▸ DIRECTIONS FOR THIS TASK
How many lines in the entries below include the string "Ковали"? Answer with the number only.

▸ GIVEN DATA

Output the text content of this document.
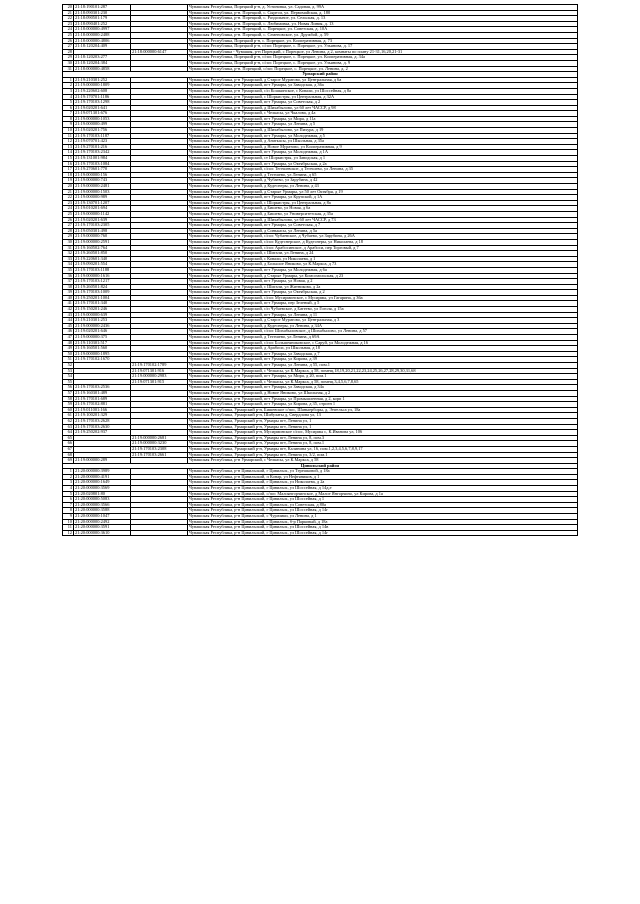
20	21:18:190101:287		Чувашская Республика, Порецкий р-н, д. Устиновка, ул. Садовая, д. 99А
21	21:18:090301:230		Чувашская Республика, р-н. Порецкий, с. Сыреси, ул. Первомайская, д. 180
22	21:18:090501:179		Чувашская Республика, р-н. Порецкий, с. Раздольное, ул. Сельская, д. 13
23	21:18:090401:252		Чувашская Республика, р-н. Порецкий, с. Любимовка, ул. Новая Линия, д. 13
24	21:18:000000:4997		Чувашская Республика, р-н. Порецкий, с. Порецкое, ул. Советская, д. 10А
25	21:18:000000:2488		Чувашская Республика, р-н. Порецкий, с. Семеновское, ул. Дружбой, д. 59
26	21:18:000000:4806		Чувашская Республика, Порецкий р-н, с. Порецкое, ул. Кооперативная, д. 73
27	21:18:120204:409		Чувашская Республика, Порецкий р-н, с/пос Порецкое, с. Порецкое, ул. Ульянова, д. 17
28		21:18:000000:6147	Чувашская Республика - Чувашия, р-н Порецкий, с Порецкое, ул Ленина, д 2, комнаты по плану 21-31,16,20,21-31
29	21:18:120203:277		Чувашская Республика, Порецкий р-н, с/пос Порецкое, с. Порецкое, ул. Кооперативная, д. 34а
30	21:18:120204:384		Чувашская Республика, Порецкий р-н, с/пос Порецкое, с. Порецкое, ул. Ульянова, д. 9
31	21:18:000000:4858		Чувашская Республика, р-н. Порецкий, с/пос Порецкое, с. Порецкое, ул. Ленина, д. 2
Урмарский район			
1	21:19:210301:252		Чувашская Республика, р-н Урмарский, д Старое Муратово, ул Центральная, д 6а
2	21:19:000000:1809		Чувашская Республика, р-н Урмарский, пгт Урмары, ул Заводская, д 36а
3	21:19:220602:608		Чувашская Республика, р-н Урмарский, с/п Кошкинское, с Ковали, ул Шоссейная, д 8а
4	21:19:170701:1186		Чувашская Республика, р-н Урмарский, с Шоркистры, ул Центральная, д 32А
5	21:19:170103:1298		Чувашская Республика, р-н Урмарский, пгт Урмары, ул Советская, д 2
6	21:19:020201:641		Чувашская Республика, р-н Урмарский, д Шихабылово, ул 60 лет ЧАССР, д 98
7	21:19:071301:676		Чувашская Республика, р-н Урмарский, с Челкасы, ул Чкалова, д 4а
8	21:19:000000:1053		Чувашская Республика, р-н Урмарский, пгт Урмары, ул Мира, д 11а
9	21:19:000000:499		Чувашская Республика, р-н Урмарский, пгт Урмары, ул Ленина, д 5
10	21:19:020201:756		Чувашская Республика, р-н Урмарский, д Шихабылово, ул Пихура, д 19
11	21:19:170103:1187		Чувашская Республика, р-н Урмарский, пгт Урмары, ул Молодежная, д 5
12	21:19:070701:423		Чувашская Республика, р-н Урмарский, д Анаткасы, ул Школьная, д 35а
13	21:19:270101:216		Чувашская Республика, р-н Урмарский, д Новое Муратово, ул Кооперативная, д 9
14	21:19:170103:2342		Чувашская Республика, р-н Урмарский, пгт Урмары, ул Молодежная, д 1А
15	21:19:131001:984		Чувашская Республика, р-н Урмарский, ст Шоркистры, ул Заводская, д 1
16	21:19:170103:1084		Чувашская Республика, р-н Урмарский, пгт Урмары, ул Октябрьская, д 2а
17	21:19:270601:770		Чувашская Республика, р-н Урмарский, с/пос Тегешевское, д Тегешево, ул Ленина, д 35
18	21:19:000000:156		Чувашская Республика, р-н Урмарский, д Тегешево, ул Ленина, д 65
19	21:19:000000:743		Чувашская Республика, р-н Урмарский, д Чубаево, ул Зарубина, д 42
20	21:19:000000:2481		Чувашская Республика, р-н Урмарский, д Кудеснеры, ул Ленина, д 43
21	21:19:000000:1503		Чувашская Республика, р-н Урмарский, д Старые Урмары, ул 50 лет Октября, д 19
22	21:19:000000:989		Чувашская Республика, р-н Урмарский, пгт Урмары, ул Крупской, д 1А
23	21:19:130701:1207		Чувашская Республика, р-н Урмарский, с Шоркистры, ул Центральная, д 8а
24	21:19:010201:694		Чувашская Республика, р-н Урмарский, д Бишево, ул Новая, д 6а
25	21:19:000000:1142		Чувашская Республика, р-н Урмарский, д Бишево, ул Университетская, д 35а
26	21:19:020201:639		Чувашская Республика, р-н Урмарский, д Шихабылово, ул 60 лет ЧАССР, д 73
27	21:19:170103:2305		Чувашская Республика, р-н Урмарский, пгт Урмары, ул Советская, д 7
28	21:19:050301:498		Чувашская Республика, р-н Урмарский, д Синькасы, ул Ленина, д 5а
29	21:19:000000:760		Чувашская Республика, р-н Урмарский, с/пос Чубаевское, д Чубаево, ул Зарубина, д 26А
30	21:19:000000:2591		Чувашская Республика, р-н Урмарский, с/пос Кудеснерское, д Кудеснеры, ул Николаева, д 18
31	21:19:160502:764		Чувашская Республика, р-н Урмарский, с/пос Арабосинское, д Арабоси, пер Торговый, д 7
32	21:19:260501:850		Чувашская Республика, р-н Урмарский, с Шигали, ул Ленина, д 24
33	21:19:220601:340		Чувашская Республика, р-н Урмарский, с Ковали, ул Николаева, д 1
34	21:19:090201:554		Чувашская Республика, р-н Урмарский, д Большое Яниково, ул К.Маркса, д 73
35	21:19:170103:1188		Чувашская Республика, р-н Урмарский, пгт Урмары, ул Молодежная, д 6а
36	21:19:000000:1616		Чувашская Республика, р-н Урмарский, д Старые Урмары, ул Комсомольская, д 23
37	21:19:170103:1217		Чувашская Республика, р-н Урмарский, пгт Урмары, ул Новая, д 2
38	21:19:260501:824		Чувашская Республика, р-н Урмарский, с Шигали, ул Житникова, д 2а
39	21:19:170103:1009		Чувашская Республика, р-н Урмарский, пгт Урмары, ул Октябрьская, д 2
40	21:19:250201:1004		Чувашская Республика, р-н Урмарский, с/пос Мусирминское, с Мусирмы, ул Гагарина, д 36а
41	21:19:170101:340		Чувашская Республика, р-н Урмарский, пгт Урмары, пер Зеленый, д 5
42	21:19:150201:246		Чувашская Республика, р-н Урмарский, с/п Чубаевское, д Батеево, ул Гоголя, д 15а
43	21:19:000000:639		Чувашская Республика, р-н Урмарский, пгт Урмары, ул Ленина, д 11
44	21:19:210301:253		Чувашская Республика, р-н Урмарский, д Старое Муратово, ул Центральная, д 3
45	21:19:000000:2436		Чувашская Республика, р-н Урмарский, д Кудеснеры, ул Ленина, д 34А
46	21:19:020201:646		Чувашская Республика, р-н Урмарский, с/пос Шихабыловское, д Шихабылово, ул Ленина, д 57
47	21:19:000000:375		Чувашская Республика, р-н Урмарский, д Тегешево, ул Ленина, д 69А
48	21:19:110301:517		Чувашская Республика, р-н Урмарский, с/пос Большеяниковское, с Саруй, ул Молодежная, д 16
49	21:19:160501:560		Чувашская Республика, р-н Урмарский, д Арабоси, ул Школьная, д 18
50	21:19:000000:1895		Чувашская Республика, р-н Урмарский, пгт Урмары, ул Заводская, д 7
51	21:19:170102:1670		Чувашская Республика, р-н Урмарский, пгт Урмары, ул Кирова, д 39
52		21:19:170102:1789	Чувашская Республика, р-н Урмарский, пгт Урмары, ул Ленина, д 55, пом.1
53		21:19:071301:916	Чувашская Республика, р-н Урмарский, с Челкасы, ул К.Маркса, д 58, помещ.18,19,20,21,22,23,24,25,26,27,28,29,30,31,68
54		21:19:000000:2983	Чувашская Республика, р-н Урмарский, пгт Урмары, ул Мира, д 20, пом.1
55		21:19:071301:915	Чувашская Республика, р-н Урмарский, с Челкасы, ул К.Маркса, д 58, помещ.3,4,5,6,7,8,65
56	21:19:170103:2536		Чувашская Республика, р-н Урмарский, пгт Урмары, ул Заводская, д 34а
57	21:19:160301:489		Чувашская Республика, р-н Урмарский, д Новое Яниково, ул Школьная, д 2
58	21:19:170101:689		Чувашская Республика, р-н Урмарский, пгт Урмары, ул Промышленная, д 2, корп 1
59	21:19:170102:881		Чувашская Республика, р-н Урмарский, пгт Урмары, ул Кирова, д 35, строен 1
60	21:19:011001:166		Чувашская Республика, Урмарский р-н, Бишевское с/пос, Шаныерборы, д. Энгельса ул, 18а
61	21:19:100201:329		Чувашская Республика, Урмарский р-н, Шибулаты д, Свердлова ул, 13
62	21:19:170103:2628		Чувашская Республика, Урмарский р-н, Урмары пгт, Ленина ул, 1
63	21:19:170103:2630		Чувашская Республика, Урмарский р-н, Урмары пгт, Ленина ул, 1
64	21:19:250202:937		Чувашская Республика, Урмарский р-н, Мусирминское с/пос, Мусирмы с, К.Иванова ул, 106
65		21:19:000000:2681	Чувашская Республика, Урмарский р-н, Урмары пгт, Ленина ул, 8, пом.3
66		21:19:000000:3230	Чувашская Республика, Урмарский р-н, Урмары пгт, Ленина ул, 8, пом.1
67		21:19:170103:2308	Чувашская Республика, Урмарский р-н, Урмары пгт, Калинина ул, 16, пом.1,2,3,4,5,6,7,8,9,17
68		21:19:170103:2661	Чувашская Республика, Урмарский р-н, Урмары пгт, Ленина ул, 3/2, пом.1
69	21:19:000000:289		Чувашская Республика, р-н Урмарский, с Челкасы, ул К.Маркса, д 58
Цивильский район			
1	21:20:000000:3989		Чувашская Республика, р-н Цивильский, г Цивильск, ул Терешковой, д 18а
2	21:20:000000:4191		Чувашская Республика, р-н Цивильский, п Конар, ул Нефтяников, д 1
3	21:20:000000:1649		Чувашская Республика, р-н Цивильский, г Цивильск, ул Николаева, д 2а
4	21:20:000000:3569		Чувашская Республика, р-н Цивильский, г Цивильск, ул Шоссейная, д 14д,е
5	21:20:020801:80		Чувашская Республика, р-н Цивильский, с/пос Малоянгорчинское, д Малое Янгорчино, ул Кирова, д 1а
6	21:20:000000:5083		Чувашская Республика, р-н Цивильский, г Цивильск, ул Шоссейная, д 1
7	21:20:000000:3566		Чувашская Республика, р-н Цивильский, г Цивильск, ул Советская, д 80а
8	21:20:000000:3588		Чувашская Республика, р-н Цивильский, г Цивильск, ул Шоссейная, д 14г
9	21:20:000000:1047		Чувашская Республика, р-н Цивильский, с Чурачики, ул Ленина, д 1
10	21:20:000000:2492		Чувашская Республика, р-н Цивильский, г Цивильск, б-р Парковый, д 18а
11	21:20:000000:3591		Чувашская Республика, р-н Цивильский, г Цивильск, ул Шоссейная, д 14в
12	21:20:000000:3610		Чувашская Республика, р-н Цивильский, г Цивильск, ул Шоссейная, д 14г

▸ CORRECT OUTPUT
2